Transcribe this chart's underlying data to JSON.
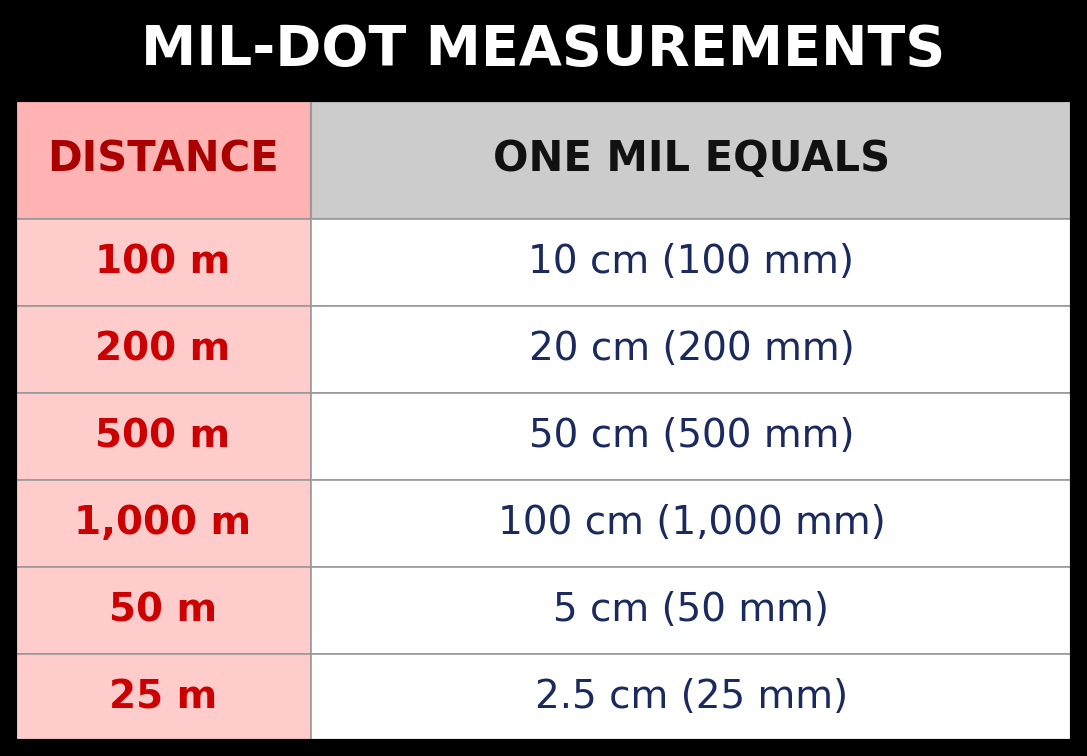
{
  "title": "MIL-DOT MEASUREMENTS",
  "title_bg": "#000000",
  "title_color": "#ffffff",
  "title_fontsize": 40,
  "col1_header": "DISTANCE",
  "col2_header": "ONE MIL EQUALS",
  "header_row_bg1": "#ffb3b3",
  "header_row_bg2": "#cccccc",
  "header_color1": "#aa0000",
  "header_color2": "#111111",
  "header_fontsize": 30,
  "rows": [
    [
      "100 m",
      "10 cm (100 mm)"
    ],
    [
      "200 m",
      "20 cm (200 mm)"
    ],
    [
      "500 m",
      "50 cm (500 mm)"
    ],
    [
      "1,000 m",
      "100 cm (1,000 mm)"
    ],
    [
      "50 m",
      "5 cm (50 mm)"
    ],
    [
      "25 m",
      "2.5 cm (25 mm)"
    ]
  ],
  "row_bg1": "#ffcccc",
  "row_bg2": "#ffffff",
  "row_color1": "#cc0000",
  "row_color2": "#1a2a5e",
  "row_fontsize": 28,
  "border_color": "#999999",
  "outer_border_color": "#000000",
  "fig_bg": "#000000",
  "col_split": 0.28
}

*What the exercise asks:* Above are records to transcribe exactly; leave their pictures out.

*Final result:*
Transcribe this chart's underlying data to JSON.
{
  "title": "MIL-DOT MEASUREMENTS",
  "title_bg": "#000000",
  "title_color": "#ffffff",
  "title_fontsize": 40,
  "col1_header": "DISTANCE",
  "col2_header": "ONE MIL EQUALS",
  "header_row_bg1": "#ffb3b3",
  "header_row_bg2": "#cccccc",
  "header_color1": "#aa0000",
  "header_color2": "#111111",
  "header_fontsize": 30,
  "rows": [
    [
      "100 m",
      "10 cm (100 mm)"
    ],
    [
      "200 m",
      "20 cm (200 mm)"
    ],
    [
      "500 m",
      "50 cm (500 mm)"
    ],
    [
      "1,000 m",
      "100 cm (1,000 mm)"
    ],
    [
      "50 m",
      "5 cm (50 mm)"
    ],
    [
      "25 m",
      "2.5 cm (25 mm)"
    ]
  ],
  "row_bg1": "#ffcccc",
  "row_bg2": "#ffffff",
  "row_color1": "#cc0000",
  "row_color2": "#1a2a5e",
  "row_fontsize": 28,
  "border_color": "#999999",
  "outer_border_color": "#000000",
  "fig_bg": "#000000",
  "col_split": 0.28
}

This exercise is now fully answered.